BEGIN Stored rows

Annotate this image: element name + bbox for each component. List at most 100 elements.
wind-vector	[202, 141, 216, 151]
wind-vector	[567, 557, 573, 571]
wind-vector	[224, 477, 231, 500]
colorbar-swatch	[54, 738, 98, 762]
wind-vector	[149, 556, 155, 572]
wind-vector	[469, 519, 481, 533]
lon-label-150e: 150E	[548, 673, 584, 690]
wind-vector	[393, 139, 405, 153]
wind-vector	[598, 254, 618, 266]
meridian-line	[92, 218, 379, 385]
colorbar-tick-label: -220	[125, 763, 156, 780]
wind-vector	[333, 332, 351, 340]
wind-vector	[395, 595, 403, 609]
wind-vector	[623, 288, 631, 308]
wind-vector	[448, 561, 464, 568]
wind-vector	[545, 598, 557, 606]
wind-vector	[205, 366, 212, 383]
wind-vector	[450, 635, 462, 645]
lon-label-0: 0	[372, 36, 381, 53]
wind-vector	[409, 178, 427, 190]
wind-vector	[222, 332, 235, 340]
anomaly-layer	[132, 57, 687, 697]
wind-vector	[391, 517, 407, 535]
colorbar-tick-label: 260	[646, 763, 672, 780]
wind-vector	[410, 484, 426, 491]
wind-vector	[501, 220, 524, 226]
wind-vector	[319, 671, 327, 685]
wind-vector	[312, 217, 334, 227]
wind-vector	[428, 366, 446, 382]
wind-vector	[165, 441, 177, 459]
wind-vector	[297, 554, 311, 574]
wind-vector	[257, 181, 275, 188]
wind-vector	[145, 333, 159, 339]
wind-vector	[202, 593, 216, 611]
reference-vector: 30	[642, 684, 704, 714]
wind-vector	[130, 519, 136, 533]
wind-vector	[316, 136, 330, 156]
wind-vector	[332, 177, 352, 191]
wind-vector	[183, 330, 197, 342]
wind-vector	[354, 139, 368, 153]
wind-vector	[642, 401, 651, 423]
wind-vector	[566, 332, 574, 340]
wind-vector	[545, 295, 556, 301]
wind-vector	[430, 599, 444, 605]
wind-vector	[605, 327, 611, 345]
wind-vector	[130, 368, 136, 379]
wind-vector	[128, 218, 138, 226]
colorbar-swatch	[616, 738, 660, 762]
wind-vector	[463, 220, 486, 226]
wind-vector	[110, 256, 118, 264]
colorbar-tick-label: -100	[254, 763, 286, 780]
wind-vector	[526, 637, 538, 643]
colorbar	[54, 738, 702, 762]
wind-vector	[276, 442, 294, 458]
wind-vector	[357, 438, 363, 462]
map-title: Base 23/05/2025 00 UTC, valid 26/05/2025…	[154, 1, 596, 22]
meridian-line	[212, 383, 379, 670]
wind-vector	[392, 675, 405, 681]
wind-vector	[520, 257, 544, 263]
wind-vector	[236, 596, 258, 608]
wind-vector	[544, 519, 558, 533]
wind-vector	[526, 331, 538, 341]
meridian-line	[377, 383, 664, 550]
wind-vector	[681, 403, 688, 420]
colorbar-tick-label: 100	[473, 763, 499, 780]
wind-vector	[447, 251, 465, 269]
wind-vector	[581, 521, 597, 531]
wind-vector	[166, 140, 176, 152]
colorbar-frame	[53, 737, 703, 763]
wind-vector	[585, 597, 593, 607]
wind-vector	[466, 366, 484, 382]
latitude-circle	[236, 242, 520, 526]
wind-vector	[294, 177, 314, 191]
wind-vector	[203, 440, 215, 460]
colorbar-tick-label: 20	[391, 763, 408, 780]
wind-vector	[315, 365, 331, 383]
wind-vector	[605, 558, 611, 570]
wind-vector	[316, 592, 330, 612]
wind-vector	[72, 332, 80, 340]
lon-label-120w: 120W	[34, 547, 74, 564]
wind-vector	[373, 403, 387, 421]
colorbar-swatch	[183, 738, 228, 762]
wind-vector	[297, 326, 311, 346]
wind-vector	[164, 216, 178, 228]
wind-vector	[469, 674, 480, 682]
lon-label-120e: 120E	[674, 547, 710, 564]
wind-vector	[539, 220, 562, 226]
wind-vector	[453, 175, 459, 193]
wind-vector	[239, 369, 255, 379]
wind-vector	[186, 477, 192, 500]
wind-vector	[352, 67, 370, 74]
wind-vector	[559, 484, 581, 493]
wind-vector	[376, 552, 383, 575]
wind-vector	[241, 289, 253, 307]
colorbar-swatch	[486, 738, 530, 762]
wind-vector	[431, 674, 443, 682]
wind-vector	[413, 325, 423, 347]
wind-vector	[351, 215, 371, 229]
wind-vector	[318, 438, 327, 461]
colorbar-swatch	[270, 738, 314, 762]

END Stored rows

Arrange the entries, starting at their first line and stopping after the line that contains "383, 379, 670]", as a Markdown table with the columns Row and Line. Number the rows in Row, put each line in Line, and leave out blank lines.

| Row | Line |
|---|---|
| 1 | Annotate this image: element name + bbox for each component. List at most 100 elements. |
| 2 | wind-vector	[202, 141, 216, 151] |
| 3 | wind-vector	[567, 557, 573, 571] |
| 4 | wind-vector	[224, 477, 231, 500] |
| 5 | colorbar-swatch	[54, 738, 98, 762] |
| 6 | wind-vector	[149, 556, 155, 572] |
| 7 | wind-vector	[469, 519, 481, 533] |
| 8 | lon-label-150e: 150E	[548, 673, 584, 690] |
| 9 | wind-vector	[393, 139, 405, 153] |
| 10 | wind-vector	[598, 254, 618, 266] |
| 11 | meridian-line	[92, 218, 379, 385] |
| 12 | colorbar-tick-label: -220	[125, 763, 156, 780] |
| 13 | wind-vector	[333, 332, 351, 340] |
| 14 | wind-vector	[395, 595, 403, 609] |
| 15 | wind-vector	[623, 288, 631, 308] |
| 16 | wind-vector	[448, 561, 464, 568] |
| 17 | wind-vector	[545, 598, 557, 606] |
| 18 | wind-vector	[205, 366, 212, 383] |
| 19 | wind-vector	[450, 635, 462, 645] |
| 20 | lon-label-0: 0	[372, 36, 381, 53] |
| 21 | wind-vector	[409, 178, 427, 190] |
| 22 | wind-vector	[222, 332, 235, 340] |
| 23 | anomaly-layer	[132, 57, 687, 697] |
| 24 | wind-vector	[391, 517, 407, 535] |
| 25 | colorbar-tick-label: 260	[646, 763, 672, 780] |
| 26 | wind-vector	[410, 484, 426, 491] |
| 27 | wind-vector	[501, 220, 524, 226] |
| 28 | wind-vector	[319, 671, 327, 685] |
| 29 | wind-vector	[312, 217, 334, 227] |
| 30 | wind-vector	[428, 366, 446, 382] |
| 31 | wind-vector	[165, 441, 177, 459] |
| 32 | wind-vector	[297, 554, 311, 574] |
| 33 | wind-vector	[257, 181, 275, 188] |
| 34 | wind-vector	[145, 333, 159, 339] |
| 35 | wind-vector	[202, 593, 216, 611] |
| 36 | reference-vector: 30	[642, 684, 704, 714] |
| 37 | wind-vector	[130, 519, 136, 533] |
| 38 | wind-vector	[316, 136, 330, 156] |
| 39 | wind-vector	[332, 177, 352, 191] |
| 40 | wind-vector	[183, 330, 197, 342] |
| 41 | wind-vector	[354, 139, 368, 153] |
| 42 | wind-vector	[642, 401, 651, 423] |
| 43 | wind-vector	[566, 332, 574, 340] |
| 44 | wind-vector	[545, 295, 556, 301] |
| 45 | wind-vector	[430, 599, 444, 605] |
| 46 | wind-vector	[605, 327, 611, 345] |
| 47 | wind-vector	[130, 368, 136, 379] |
| 48 | wind-vector	[128, 218, 138, 226] |
| 49 | colorbar-swatch	[616, 738, 660, 762] |
| 50 | wind-vector	[463, 220, 486, 226] |
| 51 | wind-vector	[110, 256, 118, 264] |
| 52 | colorbar-tick-label: -100	[254, 763, 286, 780] |
| 53 | wind-vector	[526, 637, 538, 643] |
| 54 | colorbar	[54, 738, 702, 762] |
| 55 | wind-vector	[276, 442, 294, 458] |
| 56 | wind-vector	[357, 438, 363, 462] |
| 57 | map-title: Base 23/05/2025 00 UTC, valid 26/05/2025…	[154, 1, 596, 22] |
| 58 | meridian-line	[212, 383, 379, 670] |